= Aim =
Write the records out again, keeping each line exactly as it is.

◇ ◇ ◇ ◇ ◇ ◇ ◇

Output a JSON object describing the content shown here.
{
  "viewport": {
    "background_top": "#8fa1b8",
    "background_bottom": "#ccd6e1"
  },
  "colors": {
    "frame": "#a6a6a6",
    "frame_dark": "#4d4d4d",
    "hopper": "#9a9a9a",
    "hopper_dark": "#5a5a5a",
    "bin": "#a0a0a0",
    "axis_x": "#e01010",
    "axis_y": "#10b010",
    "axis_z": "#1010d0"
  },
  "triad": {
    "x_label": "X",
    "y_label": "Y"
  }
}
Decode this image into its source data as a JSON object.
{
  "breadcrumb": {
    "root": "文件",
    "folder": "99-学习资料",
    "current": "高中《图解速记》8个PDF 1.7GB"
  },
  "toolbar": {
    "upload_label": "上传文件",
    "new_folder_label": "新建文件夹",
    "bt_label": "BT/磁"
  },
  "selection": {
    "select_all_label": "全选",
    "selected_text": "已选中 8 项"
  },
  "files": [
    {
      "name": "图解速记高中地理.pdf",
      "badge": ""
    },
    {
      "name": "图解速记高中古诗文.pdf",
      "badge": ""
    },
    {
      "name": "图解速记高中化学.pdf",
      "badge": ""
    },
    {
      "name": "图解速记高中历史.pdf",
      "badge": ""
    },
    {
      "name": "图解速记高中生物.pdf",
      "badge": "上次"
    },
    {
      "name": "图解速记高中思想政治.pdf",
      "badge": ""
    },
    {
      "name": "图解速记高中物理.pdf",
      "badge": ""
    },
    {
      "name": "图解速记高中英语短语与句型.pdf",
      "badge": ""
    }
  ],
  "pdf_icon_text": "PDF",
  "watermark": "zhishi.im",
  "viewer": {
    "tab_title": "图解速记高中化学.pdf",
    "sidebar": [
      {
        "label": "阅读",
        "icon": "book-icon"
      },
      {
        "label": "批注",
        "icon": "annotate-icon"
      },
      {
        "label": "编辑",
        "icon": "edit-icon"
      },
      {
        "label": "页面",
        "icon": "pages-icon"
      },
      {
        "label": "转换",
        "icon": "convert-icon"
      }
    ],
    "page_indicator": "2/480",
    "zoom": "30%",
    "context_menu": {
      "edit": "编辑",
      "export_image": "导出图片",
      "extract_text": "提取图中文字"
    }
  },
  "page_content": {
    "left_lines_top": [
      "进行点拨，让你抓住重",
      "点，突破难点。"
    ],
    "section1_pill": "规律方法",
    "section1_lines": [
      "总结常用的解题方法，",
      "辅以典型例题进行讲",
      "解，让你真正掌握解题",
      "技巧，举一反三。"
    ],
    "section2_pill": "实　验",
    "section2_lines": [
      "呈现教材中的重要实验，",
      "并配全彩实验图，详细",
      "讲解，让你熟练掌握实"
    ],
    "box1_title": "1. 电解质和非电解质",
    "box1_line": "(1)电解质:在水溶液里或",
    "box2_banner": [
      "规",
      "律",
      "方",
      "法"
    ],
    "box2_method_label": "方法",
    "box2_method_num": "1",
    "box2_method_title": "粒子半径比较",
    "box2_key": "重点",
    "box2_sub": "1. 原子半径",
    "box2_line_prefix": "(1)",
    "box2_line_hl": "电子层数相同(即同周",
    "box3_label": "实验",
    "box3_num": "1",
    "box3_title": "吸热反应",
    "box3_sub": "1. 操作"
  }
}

◇ ◇ ◇ ◇ ◇ ◇ ◇

= Reply =
Output a JSON object describing the content shown here.
{
  "viewport": {
    "background_top": "#8fa1b8",
    "background_bottom": "#ccd6e1"
  },
  "colors": {
    "frame": "#a6a6a6",
    "frame_dark": "#4d4d4d",
    "hopper": "#9a9a9a",
    "hopper_dark": "#5a5a5a",
    "bin": "#a0a0a0",
    "axis_x": "#e01010",
    "axis_y": "#10b010",
    "axis_z": "#1010d0"
  },
  "triad": {
    "x_label": "X",
    "y_label": "Y"
  }
}
Decode this image into its source data as a JSON object.
{
  "breadcrumb": {
    "root": "文件",
    "folder": "99-学习资料",
    "current": "高中《图解速记》8个PDF 1.7GB"
  },
  "toolbar": {
    "upload_label": "上传文件",
    "new_folder_label": "新建文件夹",
    "bt_label": "BT/磁"
  },
  "selection": {
    "select_all_label": "全选",
    "selected_text": "已选中 8 项"
  },
  "files": [
    {
      "name": "图解速记高中地理.pdf",
      "badge": ""
    },
    {
      "name": "图解速记高中古诗文.pdf",
      "badge": ""
    },
    {
      "name": "图解速记高中化学.pdf",
      "badge": ""
    },
    {
      "name": "图解速记高中历史.pdf",
      "badge": ""
    },
    {
      "name": "图解速记高中生物.pdf",
      "badge": "上次"
    },
    {
      "name": "图解速记高中思想政治.pdf",
      "badge": ""
    },
    {
      "name": "图解速记高中物理.pdf",
      "badge": ""
    },
    {
      "name": "图解速记高中英语短语与句型.pdf",
      "badge": ""
    }
  ],
  "pdf_icon_text": "PDF",
  "watermark": "zhishi.im",
  "viewer": {
    "tab_title": "图解速记高中化学.pdf",
    "sidebar": [
      {
        "label": "阅读",
        "icon": "book-icon"
      },
      {
        "label": "批注",
        "icon": "annotate-icon"
      },
      {
        "label": "编辑",
        "icon": "edit-icon"
      },
      {
        "label": "页面",
        "icon": "pages-icon"
      },
      {
        "label": "转换",
        "icon": "convert-icon"
      }
    ],
    "page_indicator": "2/480",
    "zoom": "30%",
    "context_menu": {
      "edit": "编辑",
      "export_image": "导出图片",
      "extract_text": "提取图中文字"
    }
  },
  "page_content": {
    "left_lines_top": [
      "进行点拨，让你抓住重",
      "点，突破难点。"
    ],
    "section1_pill": "规律方法",
    "section1_lines": [
      "总结常用的解题方法，",
      "辅以典型例题进行讲",
      "解，让你真正掌握解题",
      "技巧，举一反三。"
    ],
    "section2_pill": "实　验",
    "section2_lines": [
      "呈现教材中的重要实验，",
      "并配全彩实验图，详细",
      "讲解，让你熟练掌握实"
    ],
    "box1_title": "1. 电解质和非电解质",
    "box1_line": "(1)电解质:在水溶液里或",
    "box2_banner": [
      "规",
      "律",
      "方",
      "法"
    ],
    "box2_method_label": "方法",
    "box2_method_num": "1",
    "box2_method_title": "粒子半径比较",
    "box2_key": "重点",
    "box2_sub": "1. 原子半径",
    "box2_line_prefix": "(1)",
    "box2_line_hl": "电子层数相同(即同周",
    "box3_label": "实验",
    "box3_num": "1",
    "box3_title": "吸热反应",
    "box3_sub": "1. 操作"
  }
}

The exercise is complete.